Write every record out again exactly, and keep images out of it.

***** RECORDS TO PROCESS *****

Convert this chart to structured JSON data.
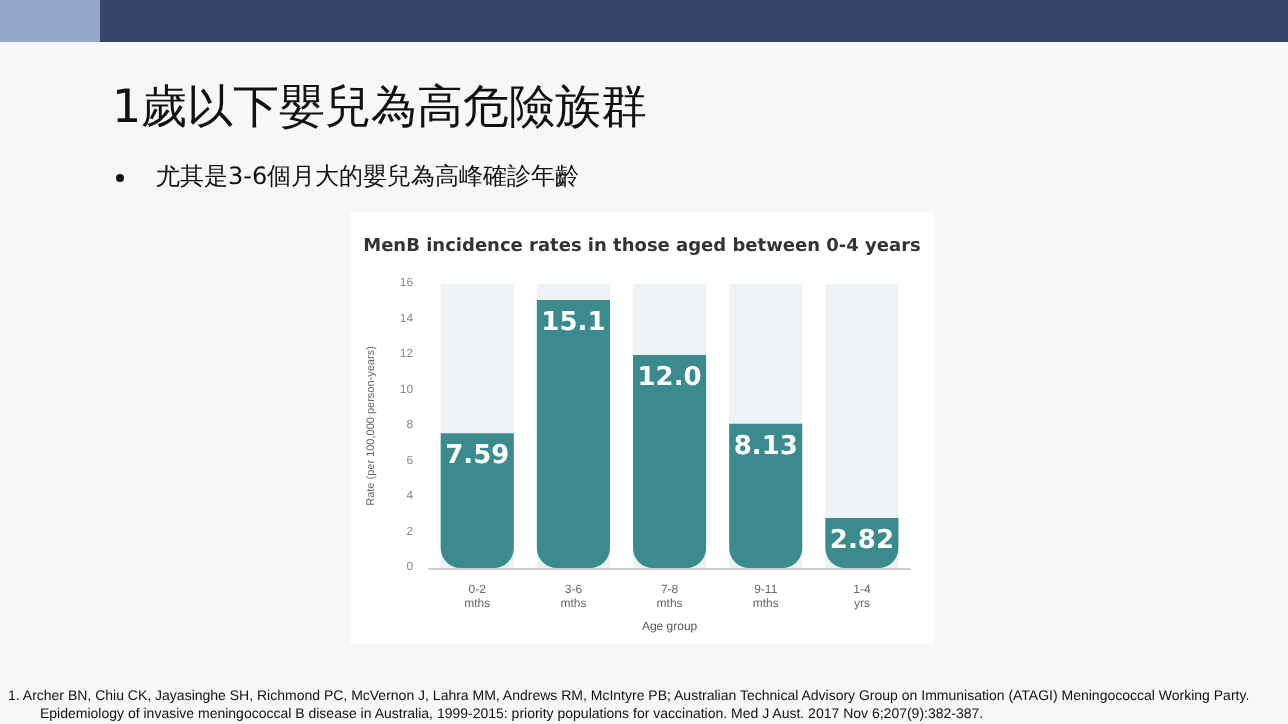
{
  "chart_data": {
    "type": "bar",
    "title": "MenB incidence rates in those aged between 0-4 years",
    "categories": [
      "0-2\nmths",
      "3-6\nmths",
      "7-8\nmths",
      "9-11\nmths",
      "1-4\nyrs"
    ],
    "values": [
      7.59,
      15.1,
      12.0,
      8.13,
      2.82
    ],
    "color": "#3b8a8d",
    "data_labels": true,
    "value_labels": [
      "7.59",
      "15.1",
      "12.0",
      "8.13",
      "2.82"
    ],
    "xlabel": "Age group",
    "ylabel": "Rate (per 100,000 person-years)",
    "ylim": [
      0,
      16
    ],
    "yticks": [
      0,
      2,
      4,
      6,
      8,
      10,
      12,
      14,
      16
    ],
    "grid": false,
    "annotations": [
      "1歲以下嬰兒為高危險族群",
      "尤其是3-6個月大的嬰兒為高峰確診年齡",
      "1. Archer BN, Chiu CK, Jayasinghe SH, Richmond PC, McVernon J, Lahra MM, Andrews RM, McIntyre PB; Australian Technical Advisory Group on Immunisation (ATAGI) Meningococcal Working Party. Epidemiology of invasive meningococcal B disease in Australia, 1999-2015: priority populations for vaccination. Med J Aust. 2017 Nov 6;207(9):382-387."
    ]
  }
}
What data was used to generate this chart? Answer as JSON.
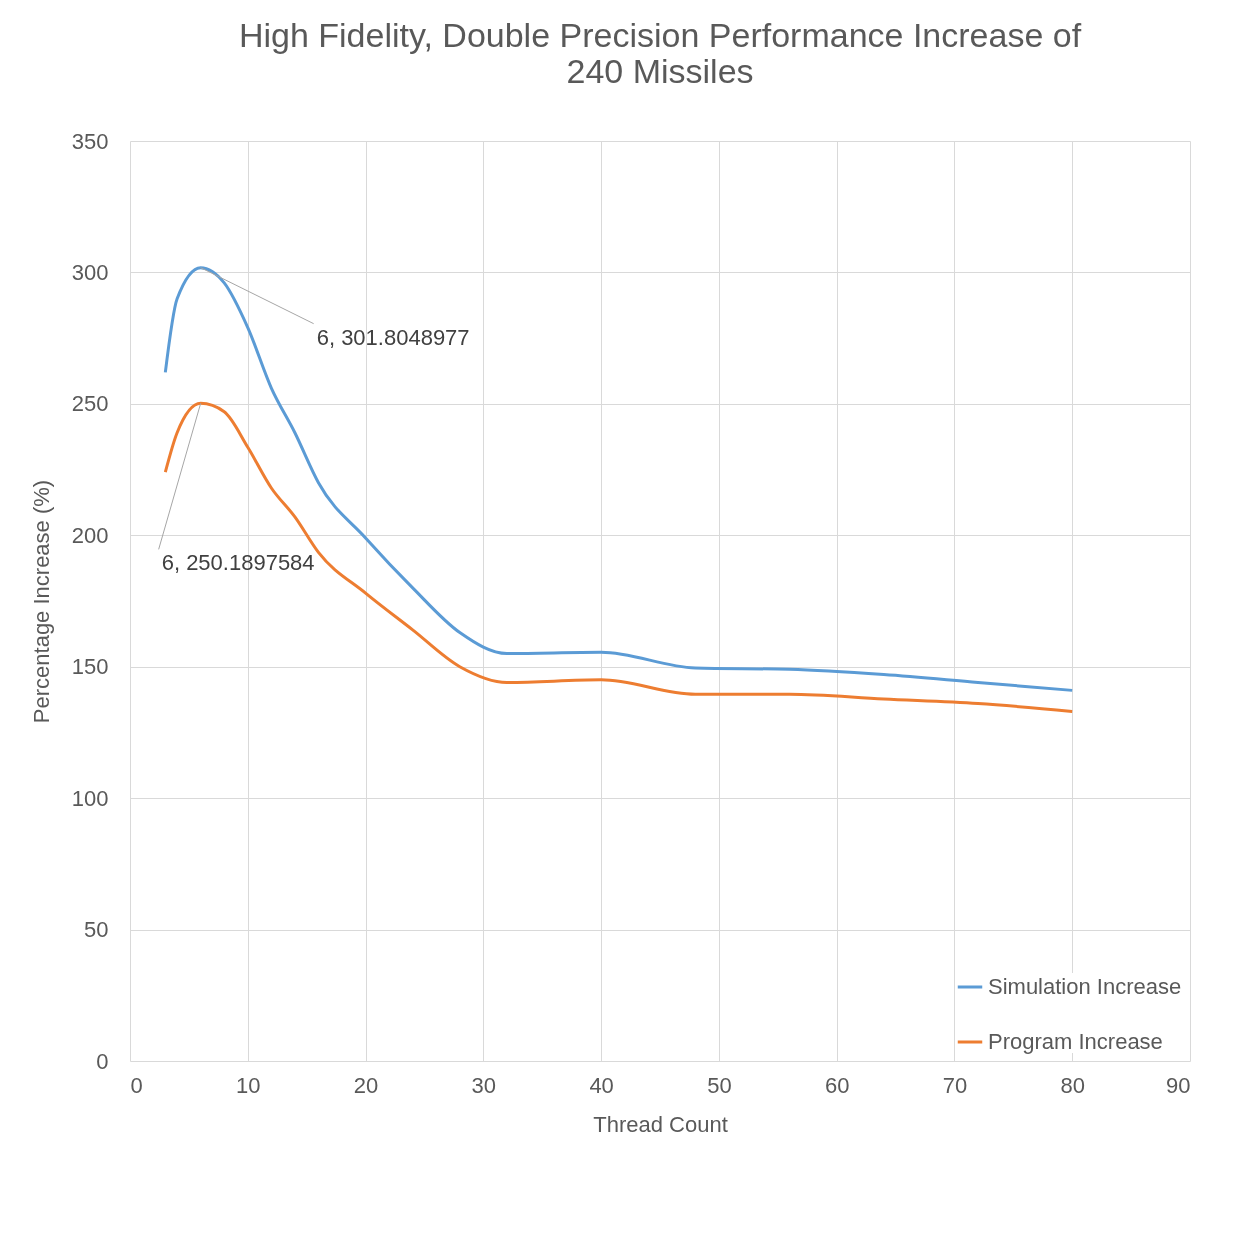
{
  "chart_data": {
    "type": "line",
    "title": "High Fidelity, Double Precision Performance Increase of 240 Missiles",
    "xlabel": "Thread Count",
    "ylabel": "Percentage Increase (%)",
    "x": [
      3,
      4,
      6,
      8,
      10,
      12,
      14,
      16,
      20,
      24,
      28,
      32,
      40,
      48,
      56,
      64,
      72,
      80
    ],
    "series": [
      {
        "name": "Simulation Increase",
        "color": "#5b9bd5",
        "values": [
          262,
          290,
          301.8048977,
          296,
          279,
          256,
          239,
          220,
          199,
          180,
          163,
          155,
          155.5,
          149.5,
          149,
          147,
          144,
          141
        ]
      },
      {
        "name": "Program Increase",
        "color": "#ed7d31",
        "values": [
          224,
          239,
          250.1897584,
          247,
          233.5,
          218,
          207,
          193.5,
          178,
          164,
          150,
          144,
          145,
          139.5,
          139.5,
          137.7,
          136,
          133
        ]
      }
    ],
    "xlim": [
      0,
      90
    ],
    "xticks": [
      0,
      10,
      20,
      30,
      40,
      50,
      60,
      70,
      80,
      90
    ],
    "ylim": [
      0,
      350
    ],
    "yticks": [
      0,
      50,
      100,
      150,
      200,
      250,
      300,
      350
    ],
    "grid": true,
    "legend": "bottom right",
    "marker": "none",
    "line_style": "solid",
    "annotations": [
      {
        "text": "6, 301.8048977",
        "x": 6,
        "y": 301.8048977
      },
      {
        "text": "6, 250.1897584",
        "x": 6,
        "y": 250.1897584
      }
    ]
  }
}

*****

*FINISHED ANSWER*
Convert this chart to structured JSON data.
{
  "chart_data": {
    "type": "bar",
    "title": "MenB incidence rates in those aged between 0-4 years",
    "categories": [
      "0-2\nmths",
      "3-6\nmths",
      "7-8\nmths",
      "9-11\nmths",
      "1-4\nyrs"
    ],
    "values": [
      7.59,
      15.1,
      12.0,
      8.13,
      2.82
    ],
    "color": "#3b8a8d",
    "data_labels": true,
    "value_labels": [
      "7.59",
      "15.1",
      "12.0",
      "8.13",
      "2.82"
    ],
    "xlabel": "Age group",
    "ylabel": "Rate (per 100,000 person-years)",
    "ylim": [
      0,
      16
    ],
    "yticks": [
      0,
      2,
      4,
      6,
      8,
      10,
      12,
      14,
      16
    ],
    "grid": false,
    "annotations": [
      "1歲以下嬰兒為高危險族群",
      "尤其是3-6個月大的嬰兒為高峰確診年齡",
      "1. Archer BN, Chiu CK, Jayasinghe SH, Richmond PC, McVernon J, Lahra MM, Andrews RM, McIntyre PB; Australian Technical Advisory Group on Immunisation (ATAGI) Meningococcal Working Party. Epidemiology of invasive meningococcal B disease in Australia, 1999-2015: priority populations for vaccination. Med J Aust. 2017 Nov 6;207(9):382-387."
    ]
  }
}
What data was used to generate this chart? Answer as JSON.
{
  "chart_data": {
    "type": "line",
    "title": "High Fidelity, Double Precision Performance Increase of 240 Missiles",
    "xlabel": "Thread Count",
    "ylabel": "Percentage Increase (%)",
    "x": [
      3,
      4,
      6,
      8,
      10,
      12,
      14,
      16,
      20,
      24,
      28,
      32,
      40,
      48,
      56,
      64,
      72,
      80
    ],
    "series": [
      {
        "name": "Simulation Increase",
        "color": "#5b9bd5",
        "values": [
          262,
          290,
          301.8048977,
          296,
          279,
          256,
          239,
          220,
          199,
          180,
          163,
          155,
          155.5,
          149.5,
          149,
          147,
          144,
          141
        ]
      },
      {
        "name": "Program Increase",
        "color": "#ed7d31",
        "values": [
          224,
          239,
          250.1897584,
          247,
          233.5,
          218,
          207,
          193.5,
          178,
          164,
          150,
          144,
          145,
          139.5,
          139.5,
          137.7,
          136,
          133
        ]
      }
    ],
    "xlim": [
      0,
      90
    ],
    "xticks": [
      0,
      10,
      20,
      30,
      40,
      50,
      60,
      70,
      80,
      90
    ],
    "ylim": [
      0,
      350
    ],
    "yticks": [
      0,
      50,
      100,
      150,
      200,
      250,
      300,
      350
    ],
    "grid": true,
    "legend": "bottom right",
    "marker": "none",
    "line_style": "solid",
    "annotations": [
      {
        "text": "6, 301.8048977",
        "x": 6,
        "y": 301.8048977
      },
      {
        "text": "6, 250.1897584",
        "x": 6,
        "y": 250.1897584
      }
    ]
  }
}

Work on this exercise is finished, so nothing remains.